PROBLEM TO SOLVE - Collect all lines below with the string "эшкә".
★ ★ ★ ★ ★
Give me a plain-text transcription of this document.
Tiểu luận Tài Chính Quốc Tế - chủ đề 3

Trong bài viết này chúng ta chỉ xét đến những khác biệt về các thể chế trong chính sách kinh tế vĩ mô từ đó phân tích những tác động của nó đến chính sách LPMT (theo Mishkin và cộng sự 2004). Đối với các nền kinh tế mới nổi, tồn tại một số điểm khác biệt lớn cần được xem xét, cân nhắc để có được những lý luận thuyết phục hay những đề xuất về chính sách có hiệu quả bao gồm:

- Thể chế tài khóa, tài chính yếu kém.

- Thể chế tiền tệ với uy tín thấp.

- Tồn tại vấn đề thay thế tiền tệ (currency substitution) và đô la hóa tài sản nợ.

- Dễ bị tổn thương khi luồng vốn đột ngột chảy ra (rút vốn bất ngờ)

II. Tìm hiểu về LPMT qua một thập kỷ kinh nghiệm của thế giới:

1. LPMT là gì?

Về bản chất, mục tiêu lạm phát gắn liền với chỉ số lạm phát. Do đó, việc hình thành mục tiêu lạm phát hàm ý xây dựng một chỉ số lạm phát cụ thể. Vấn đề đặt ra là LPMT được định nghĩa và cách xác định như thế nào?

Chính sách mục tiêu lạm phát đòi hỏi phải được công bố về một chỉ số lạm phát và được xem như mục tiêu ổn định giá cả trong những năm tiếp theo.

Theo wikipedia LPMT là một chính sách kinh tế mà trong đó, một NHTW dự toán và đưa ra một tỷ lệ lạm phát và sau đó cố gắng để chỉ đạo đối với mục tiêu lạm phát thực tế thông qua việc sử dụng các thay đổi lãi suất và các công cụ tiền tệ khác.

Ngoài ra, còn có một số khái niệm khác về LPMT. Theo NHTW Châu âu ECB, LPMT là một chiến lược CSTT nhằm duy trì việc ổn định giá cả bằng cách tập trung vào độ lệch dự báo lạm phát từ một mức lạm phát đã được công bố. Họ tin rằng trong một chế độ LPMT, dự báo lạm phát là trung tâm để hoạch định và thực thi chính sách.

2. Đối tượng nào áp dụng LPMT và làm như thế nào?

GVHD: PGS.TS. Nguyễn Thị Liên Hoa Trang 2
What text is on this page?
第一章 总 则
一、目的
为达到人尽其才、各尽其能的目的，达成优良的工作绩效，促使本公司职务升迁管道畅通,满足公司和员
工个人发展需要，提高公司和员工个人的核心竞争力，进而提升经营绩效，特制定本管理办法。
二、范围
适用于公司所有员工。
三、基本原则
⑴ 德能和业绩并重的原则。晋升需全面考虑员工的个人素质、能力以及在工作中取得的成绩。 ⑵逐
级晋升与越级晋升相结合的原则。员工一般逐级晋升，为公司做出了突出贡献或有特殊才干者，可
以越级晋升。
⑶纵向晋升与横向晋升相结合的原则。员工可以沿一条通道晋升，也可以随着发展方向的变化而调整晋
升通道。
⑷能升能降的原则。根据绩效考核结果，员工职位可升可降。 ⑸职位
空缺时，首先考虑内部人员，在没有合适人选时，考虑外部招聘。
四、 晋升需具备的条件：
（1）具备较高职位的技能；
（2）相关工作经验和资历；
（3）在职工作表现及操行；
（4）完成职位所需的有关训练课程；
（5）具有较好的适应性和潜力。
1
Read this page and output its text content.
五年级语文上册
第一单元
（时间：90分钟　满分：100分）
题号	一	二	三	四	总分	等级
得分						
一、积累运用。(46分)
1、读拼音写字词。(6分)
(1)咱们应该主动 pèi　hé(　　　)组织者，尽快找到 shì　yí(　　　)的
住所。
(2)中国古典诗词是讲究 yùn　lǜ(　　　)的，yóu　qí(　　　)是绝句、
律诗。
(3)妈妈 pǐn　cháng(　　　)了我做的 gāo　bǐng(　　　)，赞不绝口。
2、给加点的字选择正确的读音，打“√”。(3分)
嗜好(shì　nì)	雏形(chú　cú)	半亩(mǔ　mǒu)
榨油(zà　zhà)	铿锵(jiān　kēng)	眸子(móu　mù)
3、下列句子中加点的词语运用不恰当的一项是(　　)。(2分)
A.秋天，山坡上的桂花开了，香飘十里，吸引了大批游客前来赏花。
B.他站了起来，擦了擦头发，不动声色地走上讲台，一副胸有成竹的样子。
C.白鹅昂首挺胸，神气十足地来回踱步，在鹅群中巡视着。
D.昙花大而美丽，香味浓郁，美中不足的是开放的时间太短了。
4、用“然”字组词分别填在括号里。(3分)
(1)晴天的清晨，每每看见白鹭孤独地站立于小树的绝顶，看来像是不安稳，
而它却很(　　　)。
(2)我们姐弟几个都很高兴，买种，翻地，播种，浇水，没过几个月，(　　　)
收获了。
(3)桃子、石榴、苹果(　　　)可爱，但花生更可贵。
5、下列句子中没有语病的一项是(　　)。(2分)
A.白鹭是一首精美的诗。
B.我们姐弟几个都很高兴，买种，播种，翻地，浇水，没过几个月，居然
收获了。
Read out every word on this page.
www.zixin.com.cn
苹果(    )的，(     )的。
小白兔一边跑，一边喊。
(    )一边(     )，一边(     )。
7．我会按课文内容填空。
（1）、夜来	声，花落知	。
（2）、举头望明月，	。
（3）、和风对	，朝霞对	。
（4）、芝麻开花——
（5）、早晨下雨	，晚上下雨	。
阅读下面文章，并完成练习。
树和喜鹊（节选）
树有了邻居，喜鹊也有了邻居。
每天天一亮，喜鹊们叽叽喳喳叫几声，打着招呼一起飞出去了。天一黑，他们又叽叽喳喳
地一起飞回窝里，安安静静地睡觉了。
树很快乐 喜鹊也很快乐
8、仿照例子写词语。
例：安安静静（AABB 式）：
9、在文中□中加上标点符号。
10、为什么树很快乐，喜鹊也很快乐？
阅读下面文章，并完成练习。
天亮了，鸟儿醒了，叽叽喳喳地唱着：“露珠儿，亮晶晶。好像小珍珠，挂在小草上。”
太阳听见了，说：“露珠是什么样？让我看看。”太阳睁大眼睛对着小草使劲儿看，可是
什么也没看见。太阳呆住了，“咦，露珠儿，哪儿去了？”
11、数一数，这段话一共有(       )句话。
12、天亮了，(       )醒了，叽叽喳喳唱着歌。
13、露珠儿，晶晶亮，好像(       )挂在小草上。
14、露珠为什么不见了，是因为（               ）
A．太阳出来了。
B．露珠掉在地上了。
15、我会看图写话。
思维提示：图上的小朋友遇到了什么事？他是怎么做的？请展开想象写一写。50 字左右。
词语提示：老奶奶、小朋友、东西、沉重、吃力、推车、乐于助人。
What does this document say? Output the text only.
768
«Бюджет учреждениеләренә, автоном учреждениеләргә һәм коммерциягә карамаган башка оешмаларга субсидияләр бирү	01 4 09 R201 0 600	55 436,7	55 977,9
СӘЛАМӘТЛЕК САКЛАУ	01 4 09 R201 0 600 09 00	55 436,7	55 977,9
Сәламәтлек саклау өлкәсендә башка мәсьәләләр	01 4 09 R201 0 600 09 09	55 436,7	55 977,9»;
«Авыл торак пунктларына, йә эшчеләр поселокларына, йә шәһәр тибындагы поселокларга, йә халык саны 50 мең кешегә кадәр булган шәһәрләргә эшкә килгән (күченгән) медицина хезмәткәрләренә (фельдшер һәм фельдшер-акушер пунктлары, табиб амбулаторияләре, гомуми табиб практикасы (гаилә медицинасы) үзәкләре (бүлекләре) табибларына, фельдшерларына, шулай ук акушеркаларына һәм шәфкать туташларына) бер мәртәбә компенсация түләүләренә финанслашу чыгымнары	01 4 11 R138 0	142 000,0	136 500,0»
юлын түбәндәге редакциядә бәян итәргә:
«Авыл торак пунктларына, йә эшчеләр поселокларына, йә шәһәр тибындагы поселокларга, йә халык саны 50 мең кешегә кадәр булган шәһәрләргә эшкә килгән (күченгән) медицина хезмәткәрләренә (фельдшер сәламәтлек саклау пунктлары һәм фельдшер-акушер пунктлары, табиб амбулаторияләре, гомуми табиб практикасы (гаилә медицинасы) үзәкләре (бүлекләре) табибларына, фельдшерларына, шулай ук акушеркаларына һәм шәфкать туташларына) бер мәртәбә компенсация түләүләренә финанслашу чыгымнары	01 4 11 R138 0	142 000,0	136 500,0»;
★ ★ ★ ★ ★
WRITTEN RESPONSE -
«Авыл торак пунктларына, йә эшчеләр поселокларына, йә шәһәр тибындагы поселокларга, йә халык саны 50 мең кешегә кадәр булган шәһәрләргә эшкә килгән (күченгән) медицина хезмәткәрләренә (фельдшер һәм фельдшер-акушер пунктлары, табиб амбулаторияләре, гомуми табиб практикасы (гаилә медицинасы) үзәкләре (бүлекләре) табибларына, фельдшерларына, шулай ук акушеркаларына һәм шәфкать туташларына) бер мәртәбә компенсация түләүләренә финанслашу чыгымнары	01 4 11 R138 0	142 000,0	136 500,0»
«Авыл торак пунктларына, йә эшчеләр поселокларына, йә шәһәр тибындагы поселокларга, йә халык саны 50 мең кешегә кадәр булган шәһәрләргә эшкә килгән (күченгән) медицина хезмәткәрләренә (фельдшер сәламәтлек саклау пунктлары һәм фельдшер-акушер пунктлары, табиб амбулаторияләре, гомуми табиб практикасы (гаилә медицинасы) үзәкләре (бүлекләре) табибларына, фельдшерларына, шулай ук акушеркаларына һәм шәфкать туташларына) бер мәртәбә компенсация түләүләренә финанслашу чыгымнары	01 4 11 R138 0	142 000,0	136 500,0»;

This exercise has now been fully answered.